Start of Listed records

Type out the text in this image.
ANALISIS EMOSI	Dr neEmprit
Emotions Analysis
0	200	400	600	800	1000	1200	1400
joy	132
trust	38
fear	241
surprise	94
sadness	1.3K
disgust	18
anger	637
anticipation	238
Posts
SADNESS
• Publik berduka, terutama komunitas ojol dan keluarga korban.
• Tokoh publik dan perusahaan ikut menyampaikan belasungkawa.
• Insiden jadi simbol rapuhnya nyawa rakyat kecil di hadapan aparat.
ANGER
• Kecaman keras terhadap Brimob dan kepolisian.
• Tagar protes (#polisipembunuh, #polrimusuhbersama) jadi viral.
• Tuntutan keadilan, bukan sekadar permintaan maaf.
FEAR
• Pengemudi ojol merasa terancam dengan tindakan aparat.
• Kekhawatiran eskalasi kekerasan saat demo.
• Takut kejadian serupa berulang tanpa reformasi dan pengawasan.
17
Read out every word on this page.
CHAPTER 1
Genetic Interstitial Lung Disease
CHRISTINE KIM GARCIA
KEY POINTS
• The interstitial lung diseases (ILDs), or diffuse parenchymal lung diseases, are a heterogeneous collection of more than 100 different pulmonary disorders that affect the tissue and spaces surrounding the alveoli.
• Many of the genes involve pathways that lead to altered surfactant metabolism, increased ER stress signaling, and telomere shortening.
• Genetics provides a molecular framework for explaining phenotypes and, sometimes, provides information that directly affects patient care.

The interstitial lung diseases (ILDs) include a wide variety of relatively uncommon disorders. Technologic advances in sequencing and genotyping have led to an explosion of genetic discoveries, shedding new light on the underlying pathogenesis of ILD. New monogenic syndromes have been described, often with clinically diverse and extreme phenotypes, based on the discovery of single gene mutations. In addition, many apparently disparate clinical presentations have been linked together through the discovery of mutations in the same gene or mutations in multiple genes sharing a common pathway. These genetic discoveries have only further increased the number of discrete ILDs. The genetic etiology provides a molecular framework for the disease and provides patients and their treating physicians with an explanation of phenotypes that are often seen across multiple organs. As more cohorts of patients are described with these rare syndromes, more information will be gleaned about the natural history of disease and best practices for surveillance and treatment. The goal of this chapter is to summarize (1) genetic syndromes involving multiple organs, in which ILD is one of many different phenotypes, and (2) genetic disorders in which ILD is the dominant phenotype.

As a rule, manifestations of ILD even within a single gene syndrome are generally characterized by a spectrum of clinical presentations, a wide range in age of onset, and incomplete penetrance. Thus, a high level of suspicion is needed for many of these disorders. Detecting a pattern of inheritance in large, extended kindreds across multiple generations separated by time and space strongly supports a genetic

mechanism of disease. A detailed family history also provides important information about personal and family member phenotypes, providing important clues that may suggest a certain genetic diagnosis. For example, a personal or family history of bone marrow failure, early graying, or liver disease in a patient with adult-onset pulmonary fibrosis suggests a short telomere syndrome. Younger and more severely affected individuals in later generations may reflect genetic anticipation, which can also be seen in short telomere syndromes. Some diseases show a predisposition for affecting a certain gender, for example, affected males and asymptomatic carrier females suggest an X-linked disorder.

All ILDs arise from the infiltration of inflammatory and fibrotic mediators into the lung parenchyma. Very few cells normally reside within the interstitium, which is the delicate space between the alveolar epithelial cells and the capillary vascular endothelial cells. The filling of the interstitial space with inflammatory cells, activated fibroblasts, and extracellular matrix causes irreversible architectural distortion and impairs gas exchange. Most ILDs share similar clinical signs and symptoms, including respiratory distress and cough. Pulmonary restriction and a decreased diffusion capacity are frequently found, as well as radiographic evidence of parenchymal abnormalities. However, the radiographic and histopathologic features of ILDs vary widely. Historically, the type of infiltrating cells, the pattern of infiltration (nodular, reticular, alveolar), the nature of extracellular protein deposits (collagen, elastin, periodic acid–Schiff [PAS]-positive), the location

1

End of Listed records

### The problem
A verbatim copy of the listing is to be returned in full.

### Exercise result
Type out the text in this image.
ANALISIS EMOSI	Dr neEmprit
Emotions Analysis
0	200	400	600	800	1000	1200	1400
joy	132
trust	38
fear	241
surprise	94
sadness	1.3K
disgust	18
anger	637
anticipation	238
Posts
SADNESS
• Publik berduka, terutama komunitas ojol dan keluarga korban.
• Tokoh publik dan perusahaan ikut menyampaikan belasungkawa.
• Insiden jadi simbol rapuhnya nyawa rakyat kecil di hadapan aparat.
ANGER
• Kecaman keras terhadap Brimob dan kepolisian.
• Tagar protes (#polisipembunuh, #polrimusuhbersama) jadi viral.
• Tuntutan keadilan, bukan sekadar permintaan maaf.
FEAR
• Pengemudi ojol merasa terancam dengan tindakan aparat.
• Kekhawatiran eskalasi kekerasan saat demo.
• Takut kejadian serupa berulang tanpa reformasi dan pengawasan.
17
Read out every word on this page.
CHAPTER 1
Genetic Interstitial Lung Disease
CHRISTINE KIM GARCIA
KEY POINTS
• The interstitial lung diseases (ILDs), or diffuse parenchymal lung diseases, are a heterogeneous collection of more than 100 different pulmonary disorders that affect the tissue and spaces surrounding the alveoli.
• Many of the genes involve pathways that lead to altered surfactant metabolism, increased ER stress signaling, and telomere shortening.
• Genetics provides a molecular framework for explaining phenotypes and, sometimes, provides information that directly affects patient care.

The interstitial lung diseases (ILDs) include a wide variety of relatively uncommon disorders. Technologic advances in sequencing and genotyping have led to an explosion of genetic discoveries, shedding new light on the underlying pathogenesis of ILD. New monogenic syndromes have been described, often with clinically diverse and extreme phenotypes, based on the discovery of single gene mutations. In addition, many apparently disparate clinical presentations have been linked together through the discovery of mutations in the same gene or mutations in multiple genes sharing a common pathway. These genetic discoveries have only further increased the number of discrete ILDs. The genetic etiology provides a molecular framework for the disease and provides patients and their treating physicians with an explanation of phenotypes that are often seen across multiple organs. As more cohorts of patients are described with these rare syndromes, more information will be gleaned about the natural history of disease and best practices for surveillance and treatment. The goal of this chapter is to summarize (1) genetic syndromes involving multiple organs, in which ILD is one of many different phenotypes, and (2) genetic disorders in which ILD is the dominant phenotype.

As a rule, manifestations of ILD even within a single gene syndrome are generally characterized by a spectrum of clinical presentations, a wide range in age of onset, and incomplete penetrance. Thus, a high level of suspicion is needed for many of these disorders. Detecting a pattern of inheritance in large, extended kindreds across multiple generations separated by time and space strongly supports a genetic

mechanism of disease. A detailed family history also provides important information about personal and family member phenotypes, providing important clues that may suggest a certain genetic diagnosis. For example, a personal or family history of bone marrow failure, early graying, or liver disease in a patient with adult-onset pulmonary fibrosis suggests a short telomere syndrome. Younger and more severely affected individuals in later generations may reflect genetic anticipation, which can also be seen in short telomere syndromes. Some diseases show a predisposition for affecting a certain gender, for example, affected males and asymptomatic carrier females suggest an X-linked disorder.

All ILDs arise from the infiltration of inflammatory and fibrotic mediators into the lung parenchyma. Very few cells normally reside within the interstitium, which is the delicate space between the alveolar epithelial cells and the capillary vascular endothelial cells. The filling of the interstitial space with inflammatory cells, activated fibroblasts, and extracellular matrix causes irreversible architectural distortion and impairs gas exchange. Most ILDs share similar clinical signs and symptoms, including respiratory distress and cough. Pulmonary restriction and a decreased diffusion capacity are frequently found, as well as radiographic evidence of parenchymal abnormalities. However, the radiographic and histopathologic features of ILDs vary widely. Historically, the type of infiltrating cells, the pattern of infiltration (nodular, reticular, alveolar), the nature of extracellular protein deposits (collagen, elastin, periodic acid–Schiff [PAS]-positive), the location

1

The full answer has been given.